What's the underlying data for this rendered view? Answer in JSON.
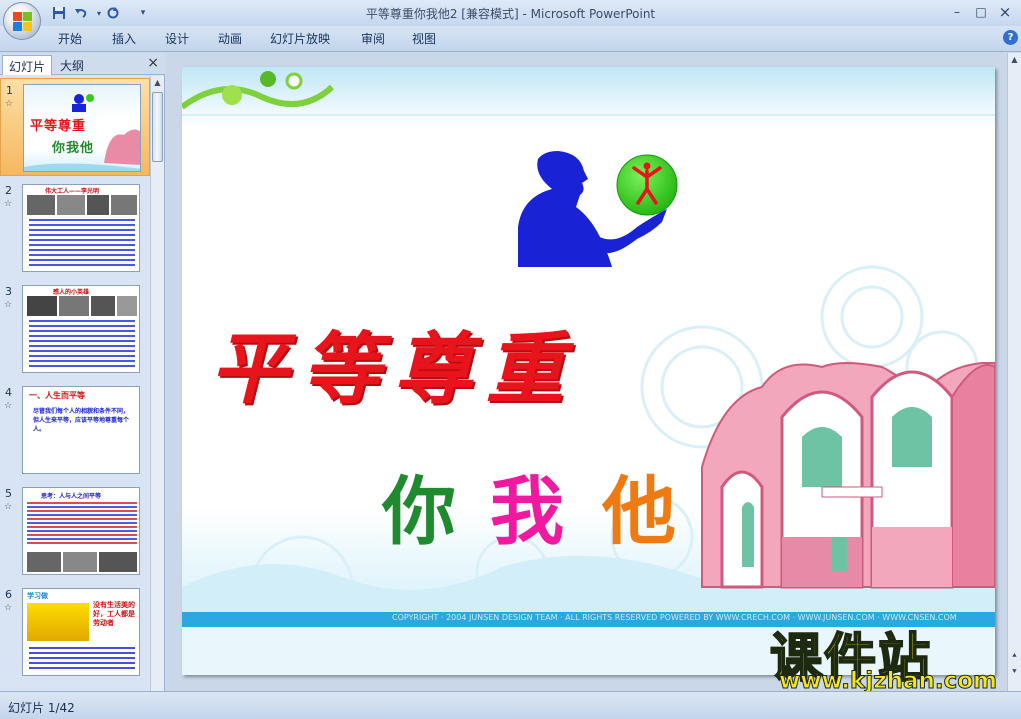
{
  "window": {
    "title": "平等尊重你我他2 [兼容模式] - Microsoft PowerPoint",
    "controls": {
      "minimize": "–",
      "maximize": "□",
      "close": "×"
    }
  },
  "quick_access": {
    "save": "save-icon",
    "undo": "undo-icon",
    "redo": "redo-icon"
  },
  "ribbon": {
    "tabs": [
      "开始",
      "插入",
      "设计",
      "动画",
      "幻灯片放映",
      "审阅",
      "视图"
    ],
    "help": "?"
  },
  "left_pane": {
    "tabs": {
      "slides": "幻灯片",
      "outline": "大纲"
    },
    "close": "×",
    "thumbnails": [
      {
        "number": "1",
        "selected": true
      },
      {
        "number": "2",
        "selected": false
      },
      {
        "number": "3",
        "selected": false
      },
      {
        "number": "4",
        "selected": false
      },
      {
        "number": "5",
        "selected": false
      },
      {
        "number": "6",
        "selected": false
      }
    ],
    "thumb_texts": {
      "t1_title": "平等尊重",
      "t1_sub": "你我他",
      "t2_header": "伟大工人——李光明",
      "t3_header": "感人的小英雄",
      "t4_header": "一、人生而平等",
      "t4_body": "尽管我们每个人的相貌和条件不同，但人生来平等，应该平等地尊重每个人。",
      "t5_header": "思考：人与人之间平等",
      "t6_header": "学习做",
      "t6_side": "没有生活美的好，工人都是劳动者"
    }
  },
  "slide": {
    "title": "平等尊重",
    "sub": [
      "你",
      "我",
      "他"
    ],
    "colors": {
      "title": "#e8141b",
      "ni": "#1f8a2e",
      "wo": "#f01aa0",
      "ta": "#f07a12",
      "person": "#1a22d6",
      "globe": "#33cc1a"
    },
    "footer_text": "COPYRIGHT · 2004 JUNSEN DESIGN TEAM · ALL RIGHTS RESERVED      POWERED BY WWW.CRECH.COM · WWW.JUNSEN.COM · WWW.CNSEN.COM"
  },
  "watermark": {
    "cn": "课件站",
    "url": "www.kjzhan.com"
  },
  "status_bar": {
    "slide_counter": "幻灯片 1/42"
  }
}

※ ※ ※

◆ Your objective ◆
Leaving aside the images, write out the entries above word for word.

◆ Solved exercise ◆
What's the underlying data for this rendered view? Answer in JSON.
{
  "window": {
    "title": "平等尊重你我他2 [兼容模式] - Microsoft PowerPoint",
    "controls": {
      "minimize": "–",
      "maximize": "□",
      "close": "×"
    }
  },
  "quick_access": {
    "save": "save-icon",
    "undo": "undo-icon",
    "redo": "redo-icon"
  },
  "ribbon": {
    "tabs": [
      "开始",
      "插入",
      "设计",
      "动画",
      "幻灯片放映",
      "审阅",
      "视图"
    ],
    "help": "?"
  },
  "left_pane": {
    "tabs": {
      "slides": "幻灯片",
      "outline": "大纲"
    },
    "close": "×",
    "thumbnails": [
      {
        "number": "1",
        "selected": true
      },
      {
        "number": "2",
        "selected": false
      },
      {
        "number": "3",
        "selected": false
      },
      {
        "number": "4",
        "selected": false
      },
      {
        "number": "5",
        "selected": false
      },
      {
        "number": "6",
        "selected": false
      }
    ],
    "thumb_texts": {
      "t1_title": "平等尊重",
      "t1_sub": "你我他",
      "t2_header": "伟大工人——李光明",
      "t3_header": "感人的小英雄",
      "t4_header": "一、人生而平等",
      "t4_body": "尽管我们每个人的相貌和条件不同，但人生来平等，应该平等地尊重每个人。",
      "t5_header": "思考：人与人之间平等",
      "t6_header": "学习做",
      "t6_side": "没有生活美的好，工人都是劳动者"
    }
  },
  "slide": {
    "title": "平等尊重",
    "sub": [
      "你",
      "我",
      "他"
    ],
    "colors": {
      "title": "#e8141b",
      "ni": "#1f8a2e",
      "wo": "#f01aa0",
      "ta": "#f07a12",
      "person": "#1a22d6",
      "globe": "#33cc1a"
    },
    "footer_text": "COPYRIGHT · 2004 JUNSEN DESIGN TEAM · ALL RIGHTS RESERVED      POWERED BY WWW.CRECH.COM · WWW.JUNSEN.COM · WWW.CNSEN.COM"
  },
  "watermark": {
    "cn": "课件站",
    "url": "www.kjzhan.com"
  },
  "status_bar": {
    "slide_counter": "幻灯片 1/42"
  }
}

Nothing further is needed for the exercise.